Keagungan Islam Dalam Tata Kelola Bumn

Last Updated: 26 April 2021By

Oleh : M Azzam Al Fatih

Di lihat dari usaha yang menjadi tulang punggung perekonomian Negara. Didapati dua jenis perusahaan, yakni perusahaan milik Negara dan Swasta.  Dari Perusahaan Swasta menghasilkan pajak, sedang yang dari kepemilikan negara berupa keuntungan.  Perusahaan Swasta semisal, pabrik – pabrik, perusahan yang menjual produk atau jasa, serta perusahaan – perusahaan yang dikelola oleh asing berupa sumber daya alam atau yang lainya. 

Sedang BUMN adalah badan usaha yang seluruh atau sebagian besar modalnya dimiliki oleh negara melalui penyertaan secara langsung yang berasal dari kekayaan negara. Sebagaimana diatur oleh UU No. 19 tahun 2003 pasal 1. Perusahaan – perusahaan tersebut diantaranya  PLN, Pertamina, Dan Bank – Bank milik negara seperti BRI, BNI, Mandiri, Dan Bank Syariah Indonesia yang baru saja lahir hasil merger bank tiga bank syariah di Indonesia.

Namun, sangat ironis tatkala BUMN yang notabenenya milik negara mengalami krisis. Dengan ditandai utang yang tinggi. Sebagai mana yang  terjadi saat ini, yakni menanggung utang  mencapai lebih dari Rp 2.000 triliun. Dari sekian banyak gunungan utang yang tertera di neraca laporan keuangan BUMN itu sebanyak lebih dari  Rp 850 triliunnya merupakan utang luar negeri (ULN).

Berdasarkan statistik ULN BI, total utang luar negeri BUMN pada Februari 2021 mencapai hampir US$ 60 miliar atau nilainya setara dengan Rp 862 triliun jika menggunakan asumsi kurs Rp 14.000/US$. ULN naik 10% dalam satu tahun terakhir. ( Di kutip dari berita CNBC pada tanggal 16 April 2021)

Ada apa dibalik krisis perusahaan berplat merah tersebut?

TUGAS WAJIB A »
Menurut tulisan tentang tata kelola BUMN ini, berapa total utang luar negeri BUMN pada Februari 2021?

ENTRI TERSEDIA »

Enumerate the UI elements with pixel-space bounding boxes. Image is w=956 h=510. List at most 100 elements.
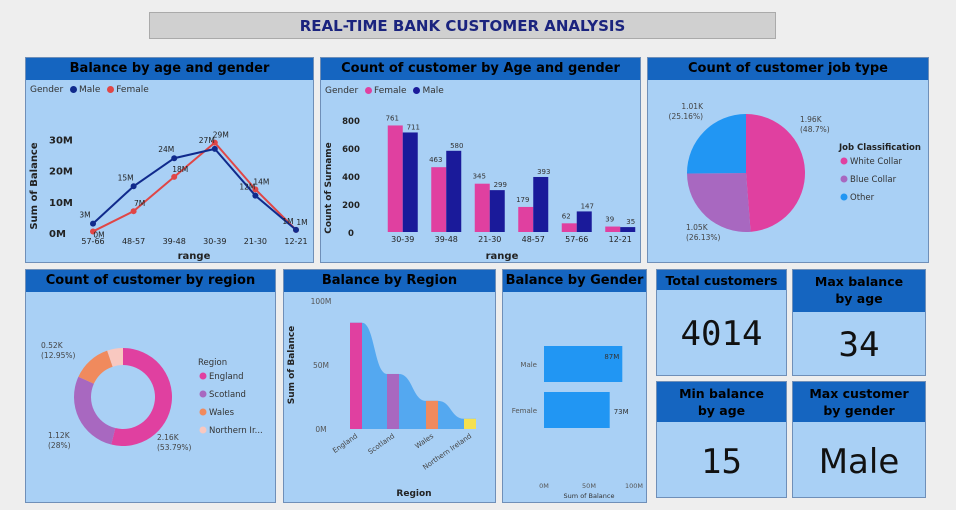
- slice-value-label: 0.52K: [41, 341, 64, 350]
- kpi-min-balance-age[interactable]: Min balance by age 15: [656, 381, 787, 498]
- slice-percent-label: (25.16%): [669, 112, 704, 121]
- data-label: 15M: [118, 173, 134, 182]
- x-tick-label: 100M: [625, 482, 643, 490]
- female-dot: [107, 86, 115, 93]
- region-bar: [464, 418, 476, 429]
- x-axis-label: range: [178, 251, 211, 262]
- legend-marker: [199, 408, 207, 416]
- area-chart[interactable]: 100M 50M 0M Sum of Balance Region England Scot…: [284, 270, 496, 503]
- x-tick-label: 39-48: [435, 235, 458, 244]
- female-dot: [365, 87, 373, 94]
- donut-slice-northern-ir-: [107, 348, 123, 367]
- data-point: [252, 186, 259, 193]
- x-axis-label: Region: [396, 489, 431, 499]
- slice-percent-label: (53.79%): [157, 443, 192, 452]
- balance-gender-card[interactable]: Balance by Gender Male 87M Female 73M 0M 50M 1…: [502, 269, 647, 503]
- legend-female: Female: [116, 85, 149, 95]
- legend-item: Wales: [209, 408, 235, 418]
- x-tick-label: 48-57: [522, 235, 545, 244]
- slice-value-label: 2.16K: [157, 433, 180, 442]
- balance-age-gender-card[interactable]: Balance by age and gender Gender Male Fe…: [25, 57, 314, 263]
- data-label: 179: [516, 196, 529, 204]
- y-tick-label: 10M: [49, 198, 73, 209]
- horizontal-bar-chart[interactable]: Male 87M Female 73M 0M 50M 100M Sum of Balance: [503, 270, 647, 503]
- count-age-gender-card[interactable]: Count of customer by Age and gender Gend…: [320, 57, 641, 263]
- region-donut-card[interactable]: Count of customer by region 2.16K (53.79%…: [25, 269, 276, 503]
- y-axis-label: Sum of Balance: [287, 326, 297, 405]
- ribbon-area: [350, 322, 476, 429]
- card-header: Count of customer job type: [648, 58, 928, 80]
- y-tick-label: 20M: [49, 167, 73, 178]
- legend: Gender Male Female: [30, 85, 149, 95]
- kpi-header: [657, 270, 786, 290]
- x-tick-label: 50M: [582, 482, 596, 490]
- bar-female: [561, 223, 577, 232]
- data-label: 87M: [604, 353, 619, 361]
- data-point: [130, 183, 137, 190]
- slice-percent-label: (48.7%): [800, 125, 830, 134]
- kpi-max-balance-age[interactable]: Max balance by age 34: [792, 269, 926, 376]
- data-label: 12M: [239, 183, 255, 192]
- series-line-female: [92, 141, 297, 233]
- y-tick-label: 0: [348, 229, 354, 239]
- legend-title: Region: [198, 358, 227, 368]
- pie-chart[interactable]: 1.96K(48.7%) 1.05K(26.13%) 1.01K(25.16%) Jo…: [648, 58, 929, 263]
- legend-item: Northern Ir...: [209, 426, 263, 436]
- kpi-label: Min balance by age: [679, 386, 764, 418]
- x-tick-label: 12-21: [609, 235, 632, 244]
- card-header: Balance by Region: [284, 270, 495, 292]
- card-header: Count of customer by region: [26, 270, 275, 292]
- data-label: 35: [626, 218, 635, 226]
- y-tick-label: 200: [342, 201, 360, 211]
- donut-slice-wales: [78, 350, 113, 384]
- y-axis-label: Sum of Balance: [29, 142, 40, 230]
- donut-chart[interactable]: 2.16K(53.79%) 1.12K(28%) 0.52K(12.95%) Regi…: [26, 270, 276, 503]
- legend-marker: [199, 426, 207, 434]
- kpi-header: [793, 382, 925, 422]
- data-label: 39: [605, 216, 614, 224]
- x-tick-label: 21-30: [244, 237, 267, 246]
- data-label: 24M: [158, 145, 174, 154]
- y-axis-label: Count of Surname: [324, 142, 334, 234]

TUGAS WAJIB B »
Pada entri, ganti "female-dot" dengan "titik-perempuan" mulai dari baris yang memuat "- slice-value-label: 0.52K: [41, 341, 64, 350]" sampai baris yang memuat "- slice-value-label: 2.16K: [157, 433, 180, 442]", lalu tuliskan ulang baris-baris itu saja.

HASIL LATIHAN A »
Hampir US$ 60 miliar, setara dengan Rp 862 triliun dengan asumsi kurs Rp 14.000/US$.

HASIL LATIHAN B »
- slice-value-label: 0.52K: [41, 341, 64, 350]
- kpi-min-balance-age[interactable]: Min balance by age 15: [656, 381, 787, 498]
- slice-percent-label: (25.16%): [669, 112, 704, 121]
- data-label: 15M: [118, 173, 134, 182]
- x-tick-label: 100M: [625, 482, 643, 490]
- titik-perempuan: [107, 86, 115, 93]
- region-bar: [464, 418, 476, 429]
- x-axis-label: range: [178, 251, 211, 262]
- legend-marker: [199, 408, 207, 416]
- area-chart[interactable]: 100M 50M 0M Sum of Balance Region England Scot…: [284, 270, 496, 503]
- x-tick-label: 39-48: [435, 235, 458, 244]
- titik-perempuan: [365, 87, 373, 94]
- donut-slice-northern-ir-: [107, 348, 123, 367]
- data-point: [252, 186, 259, 193]
- x-axis-label: Region: [396, 489, 431, 499]
- slice-percent-label: (53.79%): [157, 443, 192, 452]
- balance-gender-card[interactable]: Balance by Gender Male 87M Female 73M 0M 50M 1…: [502, 269, 647, 503]
- legend-female: Female: [116, 85, 149, 95]
- legend-item: Wales: [209, 408, 235, 418]
- x-tick-label: 48-57: [522, 235, 545, 244]
- slice-value-label: 2.16K: [157, 433, 180, 442]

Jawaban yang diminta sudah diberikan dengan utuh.